*YOUR INSTRUCTIONS*
Copy out each line that includes the word "circle".
======== RECORDS SUPPLIED ========
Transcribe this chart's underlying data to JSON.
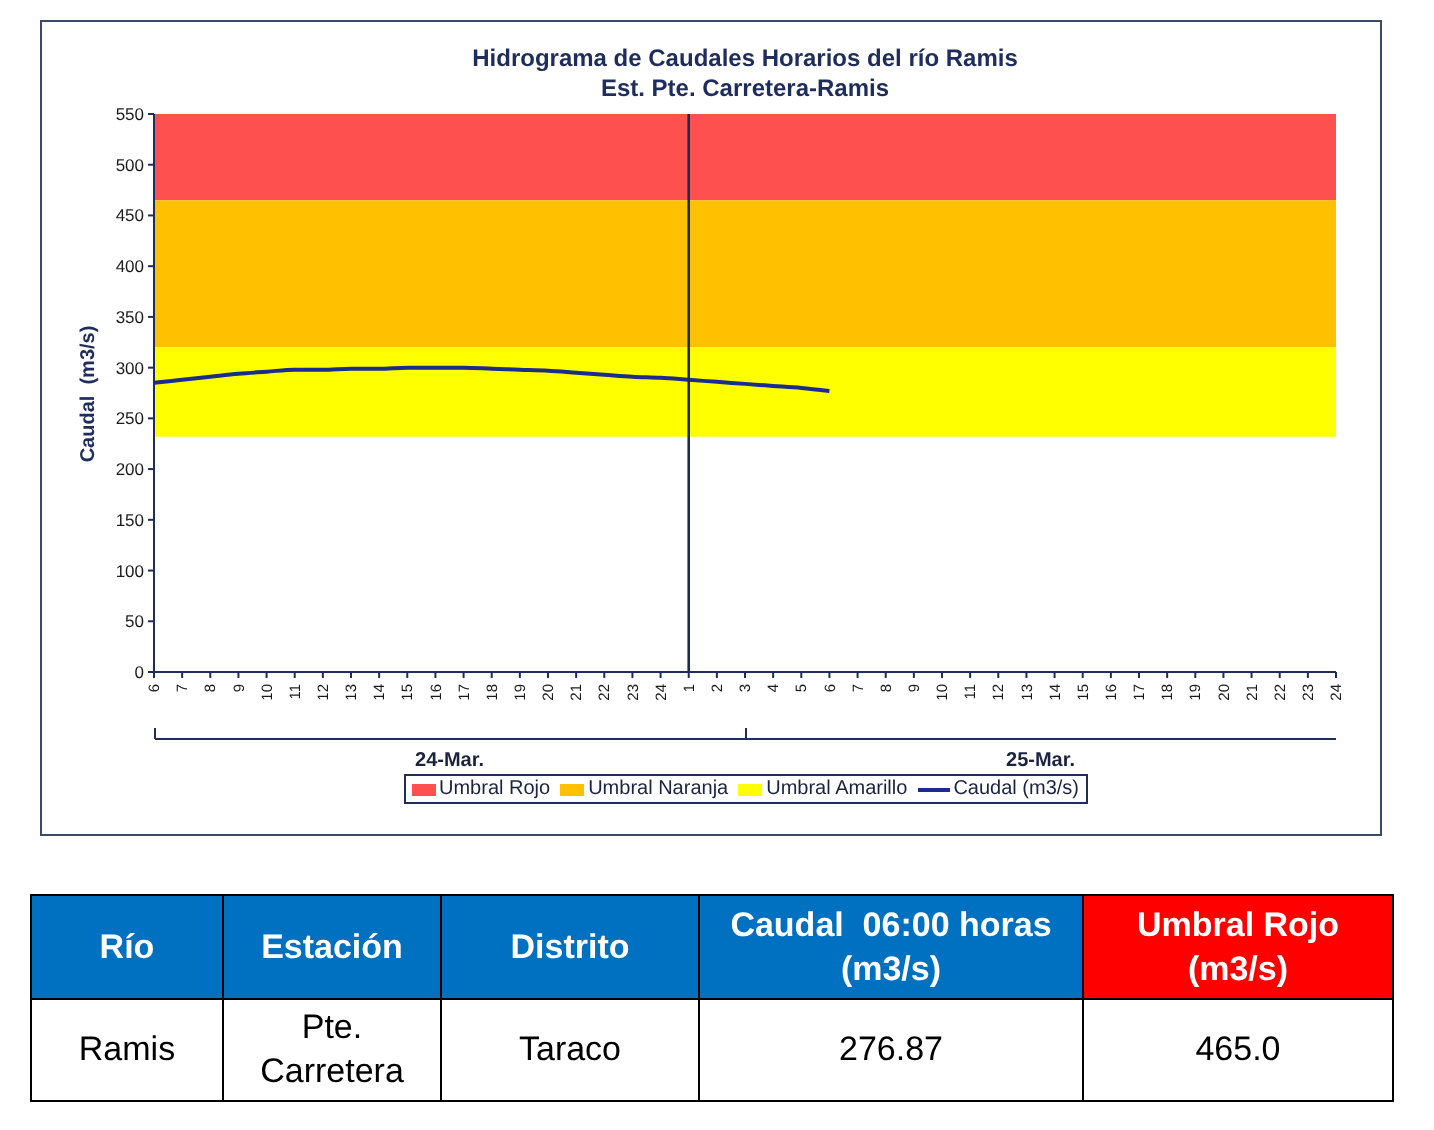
{
  "chart_data": [
    {
      "type": "line",
      "title": "Hidrograma de Caudales Horarios del río Ramis",
      "subtitle": "Est. Pte. Carretera-Ramis",
      "ylabel": "Caudal  (m3/s)",
      "categories": [
        "6",
        "7",
        "8",
        "9",
        "10",
        "11",
        "12",
        "13",
        "14",
        "15",
        "16",
        "17",
        "18",
        "19",
        "20",
        "21",
        "22",
        "23",
        "24",
        "1",
        "2",
        "3",
        "4",
        "5",
        "6",
        "7",
        "8",
        "9",
        "10",
        "11",
        "12",
        "13",
        "14",
        "15",
        "16",
        "17",
        "18",
        "19",
        "20",
        "21",
        "22",
        "23",
        "24"
      ],
      "series": [
        {
          "name": "Caudal (m3/s)",
          "color": "#1c2c8c",
          "values": [
            285,
            288,
            291,
            294,
            296,
            298,
            298,
            299,
            299,
            300,
            300,
            300,
            299,
            298,
            297,
            295,
            293,
            291,
            290,
            288,
            286,
            284,
            282,
            280,
            277,
            null,
            null,
            null,
            null,
            null,
            null,
            null,
            null,
            null,
            null,
            null,
            null,
            null,
            null,
            null,
            null,
            null,
            null
          ]
        }
      ],
      "ylim": [
        0,
        550
      ],
      "yticks": [
        0,
        50,
        100,
        150,
        200,
        250,
        300,
        350,
        400,
        450,
        500,
        550
      ],
      "bands": [
        {
          "axis": "y",
          "from": 465,
          "to": 550,
          "label": "Umbral Rojo",
          "color": "#ff5050"
        },
        {
          "axis": "y",
          "from": 320,
          "to": 465,
          "label": "Umbral Naranja",
          "color": "#ffc000"
        },
        {
          "axis": "y",
          "from": 232,
          "to": 320,
          "label": "Umbral Amarillo",
          "color": "#ffff00"
        }
      ],
      "ref_lines": [
        {
          "axis": "x",
          "value": "1",
          "color": "#1f2a44"
        }
      ],
      "annotations": [
        "24-Mar.",
        "25-Mar."
      ],
      "legend": "bottom",
      "marker": "none"
    },
    {
      "type": "other",
      "categories": [
        "Río",
        "Estación",
        "Distrito",
        "Caudal  06:00 horas (m3/s)",
        "Umbral Rojo (m3/s)"
      ],
      "annotations": [
        "Ramis",
        "Pte. Carretera",
        "Taraco",
        "276.87",
        "465.0"
      ],
      "colors": [
        "#0070c0",
        "#0070c0",
        "#0070c0",
        "#0070c0",
        "#ff0000"
      ]
    }
  ]
}
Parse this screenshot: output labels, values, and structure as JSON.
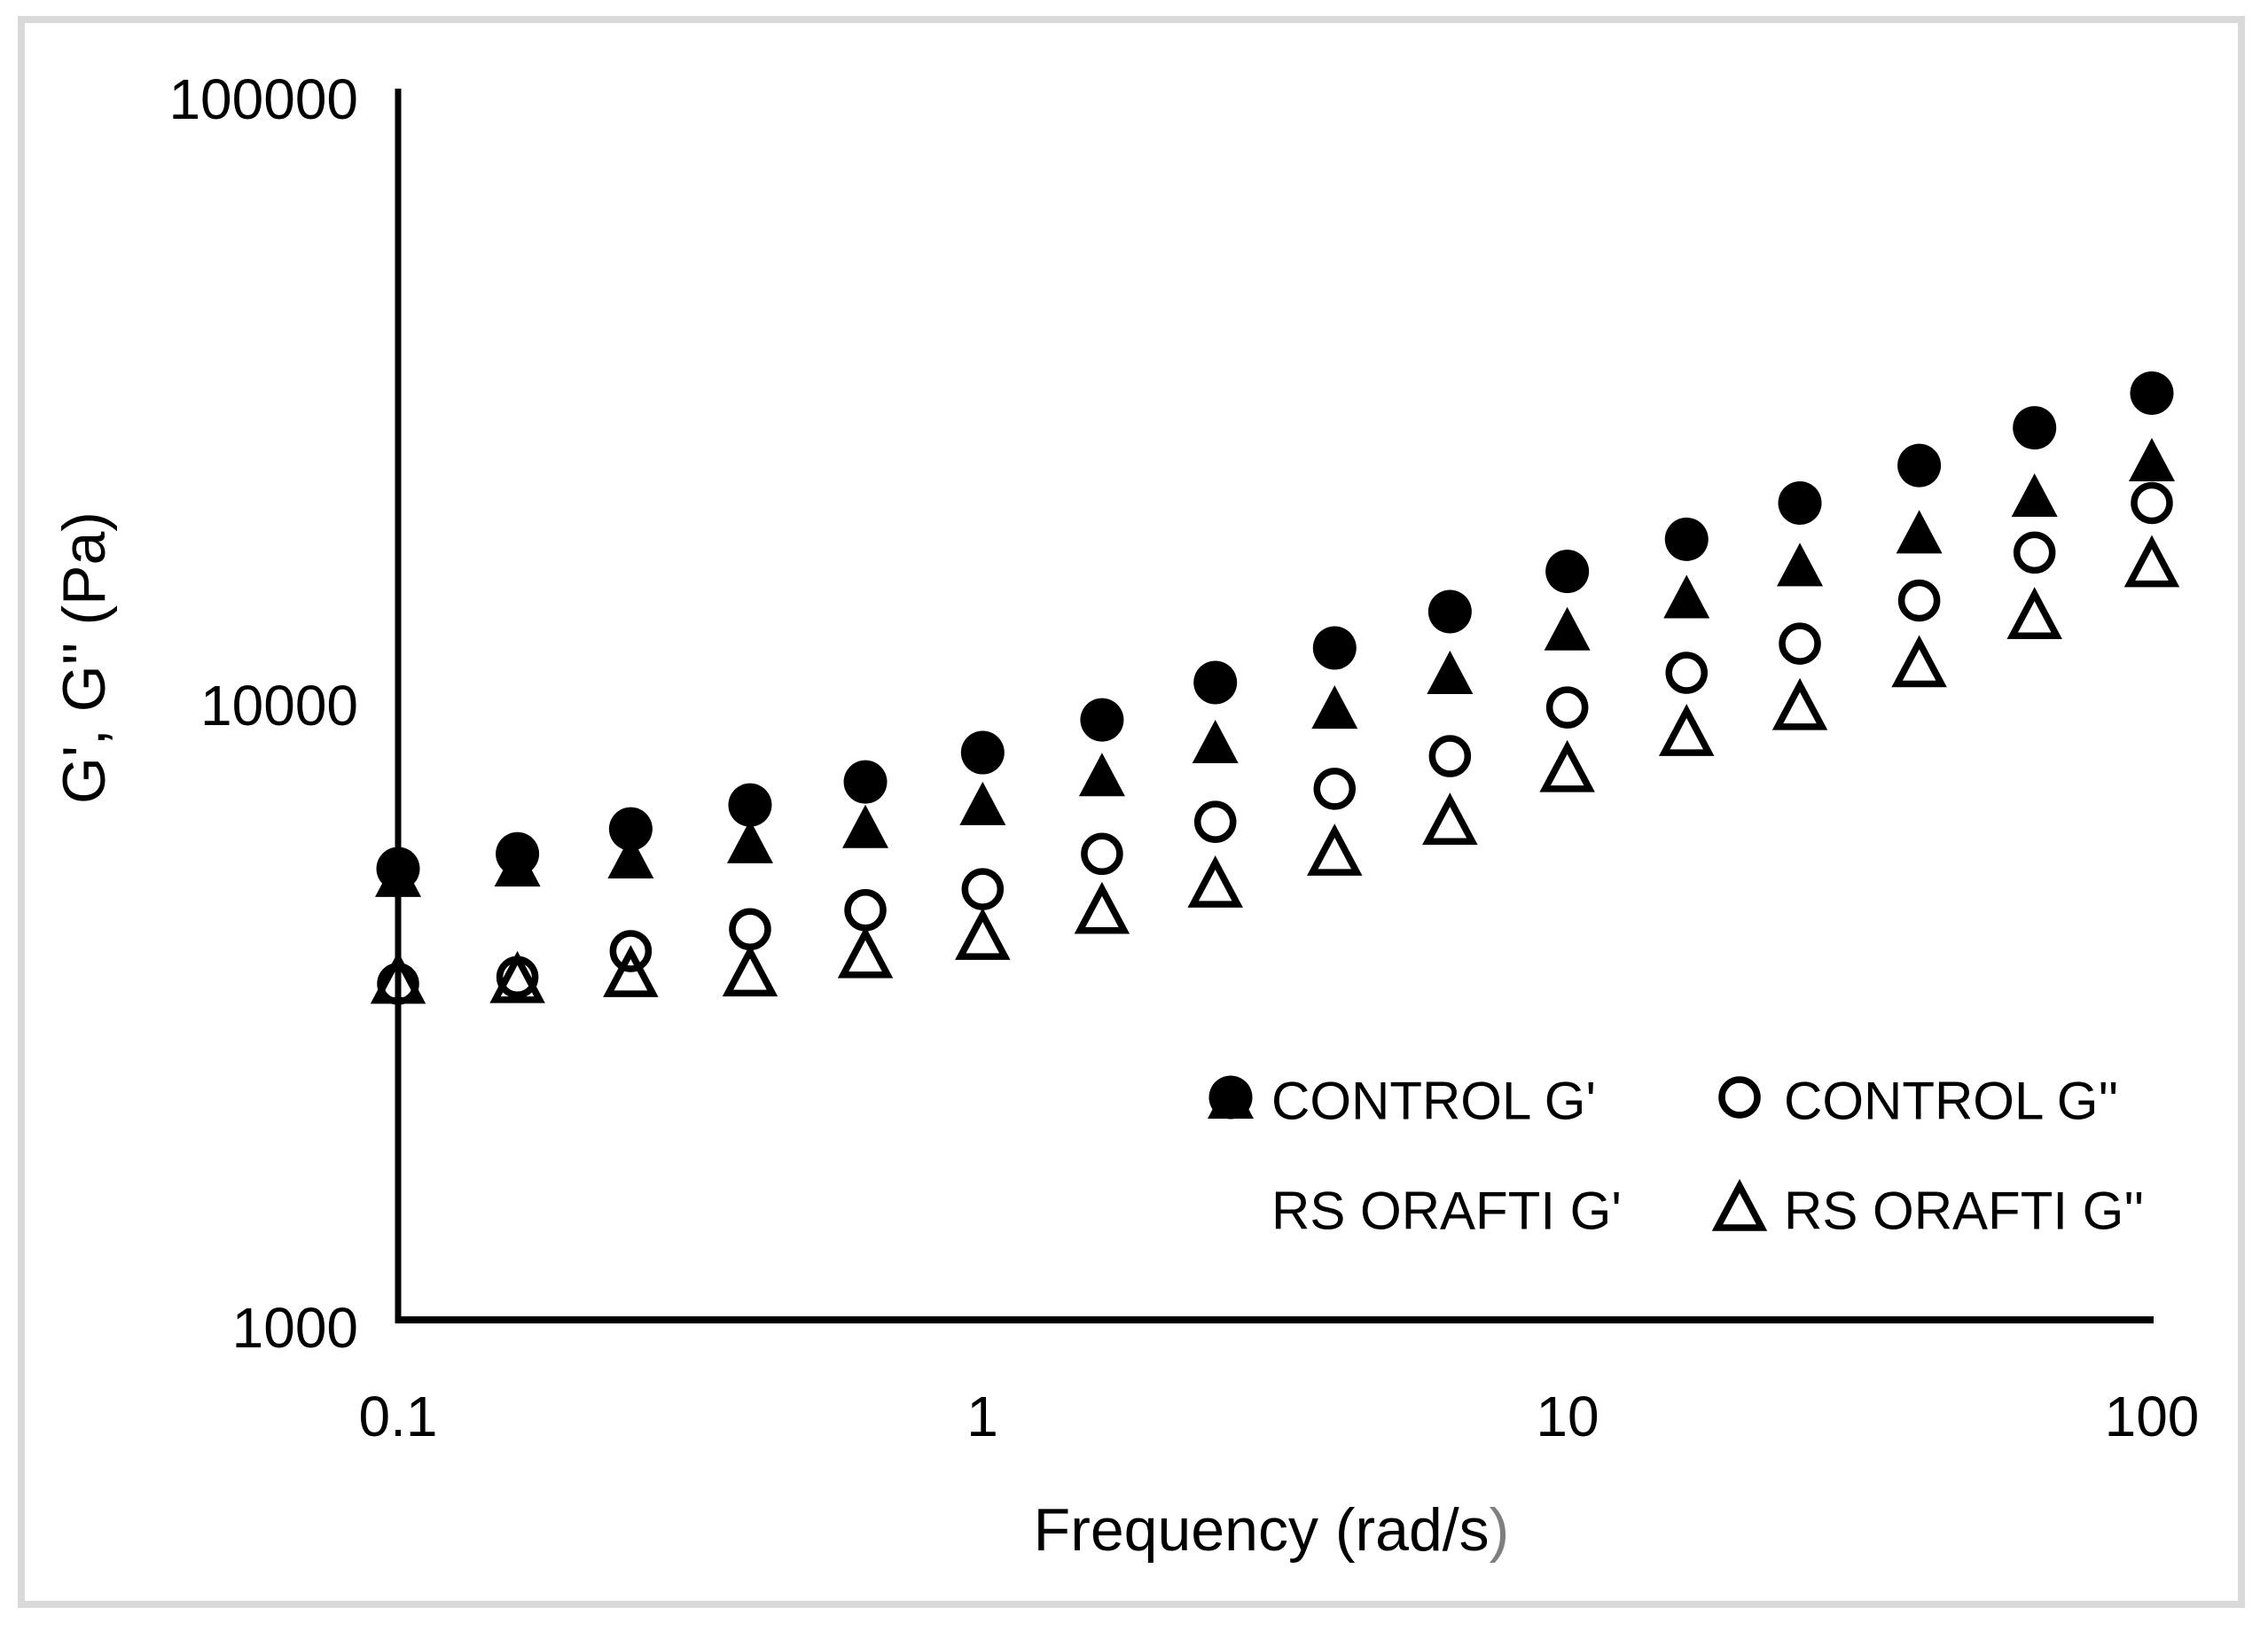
{
  "figure": {
    "colors": {
      "marker": "#000000",
      "text": "#000000",
      "border": "#d9d9d9",
      "xlabel_paren_gray": "#7f7f7f",
      "background": "#ffffff"
    }
  },
  "chart_data": {
    "type": "scatter",
    "title": "",
    "xlabel": "Frequency (rad/s)",
    "xlabel_render": {
      "black": "Frequency (rad/s",
      "gray": ")"
    },
    "ylabel": "G', G'' (Pa)",
    "x_scale": "log",
    "y_scale": "log",
    "xlim": [
      0.1,
      100
    ],
    "ylim": [
      1000,
      100000
    ],
    "grid": false,
    "legend_position": "inside-bottom-right 2x2",
    "x_tick_labels": [
      "0.1",
      "1",
      "10",
      "100"
    ],
    "x_tick_values": [
      0.1,
      1,
      10,
      100
    ],
    "y_tick_labels": [
      "1000",
      "10000",
      "100000"
    ],
    "y_tick_values": [
      1000,
      10000,
      100000
    ],
    "x": [
      0.1,
      0.16,
      0.25,
      0.4,
      0.63,
      1,
      1.6,
      2.5,
      4,
      6.3,
      10,
      16,
      25,
      40,
      63,
      100
    ],
    "series": [
      {
        "name": "CONTROL G'",
        "marker": "filled-circle",
        "values": [
          5440,
          5750,
          6310,
          6900,
          7520,
          8390,
          9480,
          10900,
          12400,
          14200,
          16500,
          18600,
          21300,
          24500,
          28200,
          32100
        ]
      },
      {
        "name": "CONTROL G''",
        "marker": "open-circle",
        "values": [
          3540,
          3630,
          4000,
          4340,
          4660,
          5040,
          5750,
          6480,
          7330,
          8280,
          9930,
          11300,
          12600,
          14800,
          17700,
          21300
        ]
      },
      {
        "name": "RS ORAFTI G'",
        "marker": "filled-triangle",
        "values": [
          5300,
          5510,
          5680,
          6010,
          6360,
          6930,
          7720,
          8730,
          9930,
          11300,
          13300,
          15000,
          16900,
          19100,
          21900,
          25000
        ]
      },
      {
        "name": "RS ORAFTI G''",
        "marker": "open-triangle",
        "values": [
          3590,
          3600,
          3680,
          3690,
          3950,
          4230,
          4660,
          5140,
          5790,
          6500,
          7910,
          9050,
          9970,
          11700,
          14000,
          17000
        ]
      }
    ]
  }
}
========
*FINAL RESULT*
        "marker": "filled-circle",
        "marker": "open-circle",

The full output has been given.